Stored dataset items
** begin **
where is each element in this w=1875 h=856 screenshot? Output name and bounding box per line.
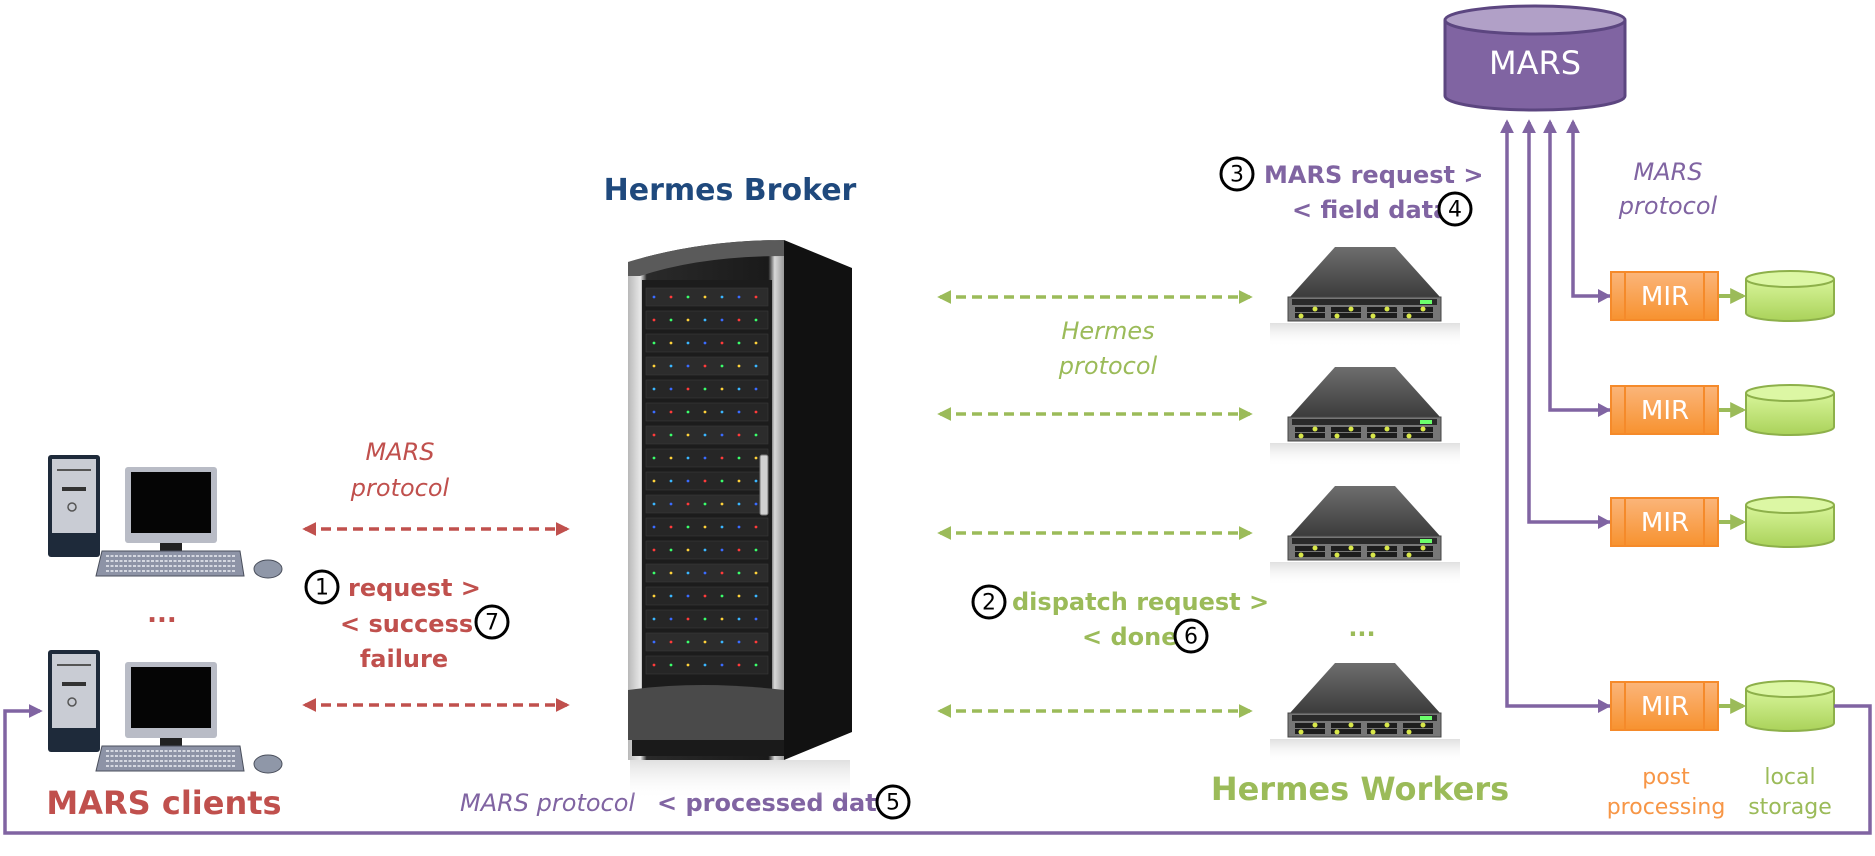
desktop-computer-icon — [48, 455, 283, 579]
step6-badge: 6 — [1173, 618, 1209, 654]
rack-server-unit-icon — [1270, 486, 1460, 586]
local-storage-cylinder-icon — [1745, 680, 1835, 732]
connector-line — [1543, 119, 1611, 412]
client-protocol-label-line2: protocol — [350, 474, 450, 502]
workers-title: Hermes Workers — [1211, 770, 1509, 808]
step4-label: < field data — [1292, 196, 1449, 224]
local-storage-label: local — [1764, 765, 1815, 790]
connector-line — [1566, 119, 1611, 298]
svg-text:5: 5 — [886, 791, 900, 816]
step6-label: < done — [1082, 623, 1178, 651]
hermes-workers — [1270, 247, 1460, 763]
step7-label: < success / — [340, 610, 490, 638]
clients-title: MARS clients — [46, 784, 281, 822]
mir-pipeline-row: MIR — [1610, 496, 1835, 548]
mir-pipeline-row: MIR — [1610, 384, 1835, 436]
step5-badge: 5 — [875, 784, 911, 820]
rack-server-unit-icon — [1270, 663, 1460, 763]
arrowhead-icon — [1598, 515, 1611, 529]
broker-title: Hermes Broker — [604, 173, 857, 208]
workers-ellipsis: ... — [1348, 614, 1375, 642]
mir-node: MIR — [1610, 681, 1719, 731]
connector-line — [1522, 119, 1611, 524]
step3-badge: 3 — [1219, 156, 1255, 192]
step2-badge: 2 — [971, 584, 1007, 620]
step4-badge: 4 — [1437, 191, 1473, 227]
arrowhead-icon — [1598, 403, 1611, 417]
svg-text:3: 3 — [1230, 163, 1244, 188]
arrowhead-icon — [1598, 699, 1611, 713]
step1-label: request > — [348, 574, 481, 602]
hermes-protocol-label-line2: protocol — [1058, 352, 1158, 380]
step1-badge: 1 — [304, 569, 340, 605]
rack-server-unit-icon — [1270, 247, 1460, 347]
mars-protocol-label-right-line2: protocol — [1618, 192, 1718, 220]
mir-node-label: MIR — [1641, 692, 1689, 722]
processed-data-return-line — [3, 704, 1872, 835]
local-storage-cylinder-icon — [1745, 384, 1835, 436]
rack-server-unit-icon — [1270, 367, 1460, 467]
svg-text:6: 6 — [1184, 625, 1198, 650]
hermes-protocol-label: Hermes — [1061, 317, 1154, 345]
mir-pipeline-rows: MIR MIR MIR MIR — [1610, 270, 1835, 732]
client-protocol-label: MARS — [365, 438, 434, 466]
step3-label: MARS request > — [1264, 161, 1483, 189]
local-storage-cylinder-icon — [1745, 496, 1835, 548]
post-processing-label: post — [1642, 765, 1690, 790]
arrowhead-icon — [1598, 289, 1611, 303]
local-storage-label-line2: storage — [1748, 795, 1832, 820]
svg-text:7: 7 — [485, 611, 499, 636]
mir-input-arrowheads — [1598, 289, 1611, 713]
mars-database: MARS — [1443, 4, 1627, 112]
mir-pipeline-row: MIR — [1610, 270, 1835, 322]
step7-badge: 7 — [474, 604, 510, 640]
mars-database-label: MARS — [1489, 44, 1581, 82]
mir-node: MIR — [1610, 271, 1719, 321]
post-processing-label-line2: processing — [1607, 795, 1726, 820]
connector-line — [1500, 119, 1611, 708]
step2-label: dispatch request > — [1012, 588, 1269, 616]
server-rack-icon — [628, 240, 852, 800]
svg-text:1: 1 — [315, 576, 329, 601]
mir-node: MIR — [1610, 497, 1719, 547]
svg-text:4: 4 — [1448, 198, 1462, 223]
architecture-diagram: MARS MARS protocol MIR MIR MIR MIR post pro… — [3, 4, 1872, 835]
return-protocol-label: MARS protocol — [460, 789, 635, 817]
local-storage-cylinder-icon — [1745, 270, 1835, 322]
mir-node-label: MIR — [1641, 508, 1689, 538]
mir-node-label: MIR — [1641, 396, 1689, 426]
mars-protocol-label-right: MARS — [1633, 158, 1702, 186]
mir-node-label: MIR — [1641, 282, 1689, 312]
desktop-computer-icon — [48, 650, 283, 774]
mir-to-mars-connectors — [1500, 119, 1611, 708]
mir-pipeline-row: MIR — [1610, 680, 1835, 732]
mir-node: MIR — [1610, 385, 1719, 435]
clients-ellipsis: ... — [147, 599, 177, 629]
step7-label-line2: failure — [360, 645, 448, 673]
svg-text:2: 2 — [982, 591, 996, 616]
** end **
[Work to do] Swap "connector-line" for "link-line" throughout the items and give them again with nothing else changed. Leave out the pictures.

[Written response]
where is each element in this w=1875 h=856 screenshot? Output name and bounding box per line.
desktop-computer-icon — [48, 455, 283, 579]
step6-badge: 6 — [1173, 618, 1209, 654]
rack-server-unit-icon — [1270, 486, 1460, 586]
local-storage-cylinder-icon — [1745, 680, 1835, 732]
link-line — [1543, 119, 1611, 412]
client-protocol-label-line2: protocol — [350, 474, 450, 502]
workers-title: Hermes Workers — [1211, 770, 1509, 808]
step4-label: < field data — [1292, 196, 1449, 224]
local-storage-label: local — [1764, 765, 1815, 790]
link-line — [1566, 119, 1611, 298]
svg-text:5: 5 — [886, 791, 900, 816]
step6-label: < done — [1082, 623, 1178, 651]
hermes-workers — [1270, 247, 1460, 763]
step7-label: < success / — [340, 610, 490, 638]
clients-title: MARS clients — [46, 784, 281, 822]
mir-pipeline-row: MIR — [1610, 496, 1835, 548]
mir-pipeline-row: MIR — [1610, 384, 1835, 436]
step5-badge: 5 — [875, 784, 911, 820]
rack-server-unit-icon — [1270, 663, 1460, 763]
arrowhead-icon — [1598, 515, 1611, 529]
broker-title: Hermes Broker — [604, 173, 857, 208]
workers-ellipsis: ... — [1348, 614, 1375, 642]
mir-node: MIR — [1610, 681, 1719, 731]
link-line — [1522, 119, 1611, 524]
step3-badge: 3 — [1219, 156, 1255, 192]
step2-badge: 2 — [971, 584, 1007, 620]
step4-badge: 4 — [1437, 191, 1473, 227]
arrowhead-icon — [1598, 403, 1611, 417]
svg-text:3: 3 — [1230, 163, 1244, 188]
arrowhead-icon — [1598, 699, 1611, 713]
step1-label: request > — [348, 574, 481, 602]
hermes-protocol-label-line2: protocol — [1058, 352, 1158, 380]
step1-badge: 1 — [304, 569, 340, 605]
rack-server-unit-icon — [1270, 247, 1460, 347]
mars-protocol-label-right-line2: protocol — [1618, 192, 1718, 220]
mir-node-label: MIR — [1641, 692, 1689, 722]
processed-data-return-line — [3, 704, 1872, 835]
local-storage-cylinder-icon — [1745, 384, 1835, 436]
rack-server-unit-icon — [1270, 367, 1460, 467]
svg-text:6: 6 — [1184, 625, 1198, 650]
hermes-protocol-label: Hermes — [1061, 317, 1154, 345]
mir-pipeline-rows: MIR MIR MIR MIR — [1610, 270, 1835, 732]
client-protocol-label: MARS — [365, 438, 434, 466]
step3-label: MARS request > — [1264, 161, 1483, 189]
local-storage-cylinder-icon — [1745, 496, 1835, 548]
post-processing-label: post — [1642, 765, 1690, 790]
arrowhead-icon — [1598, 289, 1611, 303]
local-storage-label-line2: storage — [1748, 795, 1832, 820]
svg-text:7: 7 — [485, 611, 499, 636]
mir-input-arrowheads — [1598, 289, 1611, 713]
mars-database: MARS — [1443, 4, 1627, 112]
mir-pipeline-row: MIR — [1610, 270, 1835, 322]
step7-badge: 7 — [474, 604, 510, 640]
mars-database-label: MARS — [1489, 44, 1581, 82]
mir-node: MIR — [1610, 271, 1719, 321]
post-processing-label-line2: processing — [1607, 795, 1726, 820]
link-line — [1500, 119, 1611, 708]
step2-label: dispatch request > — [1012, 588, 1269, 616]
server-rack-icon — [628, 240, 852, 800]
svg-text:1: 1 — [315, 576, 329, 601]
mir-node: MIR — [1610, 497, 1719, 547]
svg-text:4: 4 — [1448, 198, 1462, 223]
architecture-diagram: MARS MARS protocol MIR MIR MIR MIR post pro… — [3, 4, 1872, 835]
return-protocol-label: MARS protocol — [460, 789, 635, 817]
local-storage-cylinder-icon — [1745, 270, 1835, 322]
mir-node-label: MIR — [1641, 508, 1689, 538]
mir-node-label: MIR — [1641, 396, 1689, 426]
mars-protocol-label-right: MARS — [1633, 158, 1702, 186]
mir-node-label: MIR — [1641, 282, 1689, 312]
desktop-computer-icon — [48, 650, 283, 774]
mir-to-mars-connectors — [1500, 119, 1611, 708]
mir-pipeline-row: MIR — [1610, 680, 1835, 732]
mir-node: MIR — [1610, 385, 1719, 435]
clients-ellipsis: ... — [147, 599, 177, 629]
step7-label-line2: failure — [360, 645, 448, 673]
svg-text:2: 2 — [982, 591, 996, 616]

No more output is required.